* WORK REQUEST A *
Answer these questions from the Florence perfume passage below, marking each answer with the matching numeral:
(i) How old was the writer when in Florence?
(ii) Near which piazza was the writer walking when the scent first appeared?
(iii) What did the bottles in the shop window look like?
* WORK REQUEST B *
Summarize the Florence perfume passage in two sentences.
* WORK REQUEST C *
Write a continuation of the Florence perfume passage, picking up after its final sentence.

* QUOTED PASSAGE *
Segment Open
MARIA ANSDELL | Studio Manager at Experimental Perfume Club
I was eighteen in Florence and was spending my days wandering through the city, visiting galleries and meeting all sorts of wonderful people. Whilst walking past various trattorias and tourists near the Piazza di San Giovanni, I was struck by a scent. A nonchalant breeze brought the sea, the spring, ice and warm skin straight to my nose. It had oceanic electricity and warm muskiness at the same time. It seemed to color my immediate vision bright blue and yellow and lifted my body just a little higher into the air. For a moment I was hypnotized, and then the breeze carried on its way. I walked around those streets most days to try and find the scent, not content with the possibility I might never smell it again. I was so determined to discover the source that I spent a whole afternoon in the original spot. The breeze must have known I was there—it brought the smell to me energetically so I could follow its trail. The odor became brighter and more certain as I walked towards a shop tucked away in a passage. Square, aquamarine bottles gleamed in the window next to an open door, and after trying to convey my excitement to the shopkeeper with some basic Italian—questo è un buon odore—I bought a bottle of the perfume. I smell it when I want that visceral memory of discovering a scent, and one that defined a pivotal point in my young adulthood.
Segment Closed
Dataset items
Segment Open
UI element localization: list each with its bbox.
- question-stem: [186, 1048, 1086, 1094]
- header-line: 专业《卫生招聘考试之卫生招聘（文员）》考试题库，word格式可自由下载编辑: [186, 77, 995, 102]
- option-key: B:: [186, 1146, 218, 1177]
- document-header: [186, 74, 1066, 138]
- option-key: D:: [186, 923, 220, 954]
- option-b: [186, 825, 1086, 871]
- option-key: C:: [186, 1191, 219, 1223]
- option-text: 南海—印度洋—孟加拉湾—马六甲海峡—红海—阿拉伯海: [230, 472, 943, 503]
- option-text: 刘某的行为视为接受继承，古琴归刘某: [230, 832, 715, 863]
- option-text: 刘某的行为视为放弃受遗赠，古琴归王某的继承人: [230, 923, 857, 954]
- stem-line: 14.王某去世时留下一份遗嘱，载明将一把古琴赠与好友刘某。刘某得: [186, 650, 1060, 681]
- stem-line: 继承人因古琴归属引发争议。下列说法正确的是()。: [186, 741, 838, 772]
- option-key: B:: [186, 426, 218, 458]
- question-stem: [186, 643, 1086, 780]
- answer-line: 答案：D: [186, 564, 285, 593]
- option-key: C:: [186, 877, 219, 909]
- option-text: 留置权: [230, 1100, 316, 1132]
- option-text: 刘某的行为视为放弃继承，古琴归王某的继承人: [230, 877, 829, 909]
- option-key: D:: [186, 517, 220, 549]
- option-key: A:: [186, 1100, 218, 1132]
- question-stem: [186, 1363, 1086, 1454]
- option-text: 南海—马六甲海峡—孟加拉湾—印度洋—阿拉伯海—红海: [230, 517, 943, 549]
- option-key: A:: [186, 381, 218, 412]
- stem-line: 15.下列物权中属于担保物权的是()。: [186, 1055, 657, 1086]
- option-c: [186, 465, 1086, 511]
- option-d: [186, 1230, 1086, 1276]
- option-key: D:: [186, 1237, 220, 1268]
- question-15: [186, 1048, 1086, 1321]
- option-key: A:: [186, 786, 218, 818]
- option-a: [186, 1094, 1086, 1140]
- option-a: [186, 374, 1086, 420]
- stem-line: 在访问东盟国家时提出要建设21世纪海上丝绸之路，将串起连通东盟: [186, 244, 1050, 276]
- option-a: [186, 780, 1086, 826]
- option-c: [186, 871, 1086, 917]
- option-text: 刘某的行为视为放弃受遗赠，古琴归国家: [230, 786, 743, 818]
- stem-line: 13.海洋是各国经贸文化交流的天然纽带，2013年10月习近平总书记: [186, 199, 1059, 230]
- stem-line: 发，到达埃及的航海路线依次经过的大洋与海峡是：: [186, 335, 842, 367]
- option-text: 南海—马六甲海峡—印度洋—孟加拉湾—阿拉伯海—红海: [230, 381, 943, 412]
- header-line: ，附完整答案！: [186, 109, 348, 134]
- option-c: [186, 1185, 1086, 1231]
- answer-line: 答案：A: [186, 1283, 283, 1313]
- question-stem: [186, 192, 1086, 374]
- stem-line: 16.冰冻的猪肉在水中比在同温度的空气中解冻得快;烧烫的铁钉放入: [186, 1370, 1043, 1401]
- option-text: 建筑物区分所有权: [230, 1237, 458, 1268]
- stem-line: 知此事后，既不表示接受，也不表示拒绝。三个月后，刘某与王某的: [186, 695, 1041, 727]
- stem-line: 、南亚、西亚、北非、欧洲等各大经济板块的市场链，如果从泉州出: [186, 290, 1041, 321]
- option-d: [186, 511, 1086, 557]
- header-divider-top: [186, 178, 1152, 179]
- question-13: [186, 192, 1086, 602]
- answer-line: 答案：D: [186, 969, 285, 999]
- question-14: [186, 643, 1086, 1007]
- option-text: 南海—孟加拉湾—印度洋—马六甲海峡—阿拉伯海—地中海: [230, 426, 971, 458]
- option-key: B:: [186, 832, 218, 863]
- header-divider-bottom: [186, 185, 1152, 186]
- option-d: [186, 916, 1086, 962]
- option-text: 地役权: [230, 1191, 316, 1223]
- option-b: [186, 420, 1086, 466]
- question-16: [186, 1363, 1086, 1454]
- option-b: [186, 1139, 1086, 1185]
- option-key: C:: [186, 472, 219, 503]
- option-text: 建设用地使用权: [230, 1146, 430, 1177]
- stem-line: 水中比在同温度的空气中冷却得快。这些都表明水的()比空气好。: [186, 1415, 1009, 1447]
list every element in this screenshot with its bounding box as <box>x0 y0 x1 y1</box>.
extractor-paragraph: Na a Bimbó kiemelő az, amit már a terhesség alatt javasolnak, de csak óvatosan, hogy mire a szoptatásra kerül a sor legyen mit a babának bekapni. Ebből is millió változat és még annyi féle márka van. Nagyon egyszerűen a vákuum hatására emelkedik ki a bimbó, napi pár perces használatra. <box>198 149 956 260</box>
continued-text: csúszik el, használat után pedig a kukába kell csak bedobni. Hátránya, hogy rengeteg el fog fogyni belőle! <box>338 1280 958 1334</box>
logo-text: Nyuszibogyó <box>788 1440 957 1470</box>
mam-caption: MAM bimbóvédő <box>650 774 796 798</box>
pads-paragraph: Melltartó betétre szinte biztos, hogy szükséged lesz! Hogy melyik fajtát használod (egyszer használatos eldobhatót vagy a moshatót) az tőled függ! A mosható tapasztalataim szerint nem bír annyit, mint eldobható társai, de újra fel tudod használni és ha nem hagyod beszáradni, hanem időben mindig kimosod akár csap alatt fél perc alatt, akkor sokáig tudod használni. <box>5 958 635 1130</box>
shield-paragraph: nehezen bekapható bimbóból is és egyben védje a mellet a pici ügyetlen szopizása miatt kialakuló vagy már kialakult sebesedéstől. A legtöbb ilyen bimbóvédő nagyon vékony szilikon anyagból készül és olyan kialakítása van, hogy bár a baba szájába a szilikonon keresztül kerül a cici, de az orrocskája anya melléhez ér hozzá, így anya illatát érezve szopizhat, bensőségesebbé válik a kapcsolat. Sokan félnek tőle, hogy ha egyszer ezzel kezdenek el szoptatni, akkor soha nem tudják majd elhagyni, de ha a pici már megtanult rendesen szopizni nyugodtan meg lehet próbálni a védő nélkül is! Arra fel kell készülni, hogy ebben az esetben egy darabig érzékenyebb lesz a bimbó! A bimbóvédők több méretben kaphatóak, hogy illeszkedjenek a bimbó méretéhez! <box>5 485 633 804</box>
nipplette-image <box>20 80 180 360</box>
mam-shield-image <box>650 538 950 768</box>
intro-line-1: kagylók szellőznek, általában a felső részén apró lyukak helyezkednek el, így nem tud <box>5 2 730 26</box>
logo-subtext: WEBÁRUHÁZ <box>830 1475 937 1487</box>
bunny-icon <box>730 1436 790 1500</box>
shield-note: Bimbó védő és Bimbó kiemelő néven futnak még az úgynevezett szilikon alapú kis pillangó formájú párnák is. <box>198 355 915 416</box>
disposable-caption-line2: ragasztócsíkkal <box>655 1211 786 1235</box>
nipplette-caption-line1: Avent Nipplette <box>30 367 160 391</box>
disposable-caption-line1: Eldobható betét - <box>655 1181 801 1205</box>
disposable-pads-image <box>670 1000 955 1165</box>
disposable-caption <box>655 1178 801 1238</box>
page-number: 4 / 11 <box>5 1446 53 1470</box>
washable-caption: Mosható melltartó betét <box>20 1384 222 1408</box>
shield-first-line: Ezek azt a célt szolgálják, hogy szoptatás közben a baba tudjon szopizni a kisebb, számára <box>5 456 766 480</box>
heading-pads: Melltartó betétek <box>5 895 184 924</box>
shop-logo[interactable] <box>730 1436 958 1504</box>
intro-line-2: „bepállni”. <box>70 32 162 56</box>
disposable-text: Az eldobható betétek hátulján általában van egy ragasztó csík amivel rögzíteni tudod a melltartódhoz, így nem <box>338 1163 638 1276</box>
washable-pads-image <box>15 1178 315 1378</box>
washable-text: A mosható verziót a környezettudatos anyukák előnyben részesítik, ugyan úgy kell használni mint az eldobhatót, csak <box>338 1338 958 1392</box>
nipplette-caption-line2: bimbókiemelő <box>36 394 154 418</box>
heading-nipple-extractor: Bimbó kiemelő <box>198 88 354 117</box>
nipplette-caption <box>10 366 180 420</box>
Segment Closed
* REPLY A *
(i) Eighteen.
(ii) The Piazza di San Giovanni.
(iii) They were square and aquamarine.

* REPLY B *
At eighteen in Florence, the writer caught a scent on a breeze near the Piazza di San Giovanni and walked those streets most days trying to find it again. After spending a whole afternoon at the original spot, the writer followed the smell to a shop in a passage, bought the perfume, and still smells it to recall that discovery and a pivotal point in young adulthood.

* REPLY C *
I am always drawn to the breezy freshness of oceanic fragrances, which is no surprise because I adore wild swimming and truly believe there is nothing more soothing than being by the sea. I’m usually sold by anything which features the words marine, ozonic, algae or solar in the description, however conceptual they may be! Even the bright, slight soapiness of coriander, which is sometimes paired with these aqueous fragrances, is something I love. These scents have an energy and freedom about them that is just addictive. Scent and curiosity are inextricably linked in my life. Every bottle, plant, room, country and person I haven’t yet smelled is an opportunity to deepen my understanding of the world. We are surrounded by aromas that are as invisible, transient and untouchable as they are vibrant, lasting and real. How magical is that?
Experiencing new scents is always exciting. There’s a delightful secrecy in sniffing through bathroom cabinets and kitchen cupboards or inhaling perhaps a little too closely when I hug someone new—I’m constantly adding new smells to my bank of olfactory knowledge. Yet, the transformation of a smell from something new and unfamiliar to a scent that is distinct and familiar, as it becomes associated with people and places, is one of my greatest pleasures in life.
Life before the pandemic has, to me, the scent of a room full of people dancing. I miss how an entire space was filled with the smell of sticky and sweet alcohol, sweat, chewing gum, cheap body sprays and violet-esque lipstick. I miss opening a door to a freezing cold street when the wind would hit you with petrol and takeaways. Certainly not the most glamorous of smells, but ones that defined the times people spent together. I adore dancing, and it is something that makes me feel most connected to myself, my body and other people.
An energetic coffee accord, or something clean and cool, like vodka or spearmint, could be both my top and heart. I’d want the first impression and body of my scent to have a lively and bold character, which is how I feel when dancing. An alternative heart ingredient is an ode to my sweet tooth. I inherited my love of white chocolate from my mother, and I’d love the vanilla-creaminess of the chocolate and the comforting memories associated with it to feature in my fragrance composition.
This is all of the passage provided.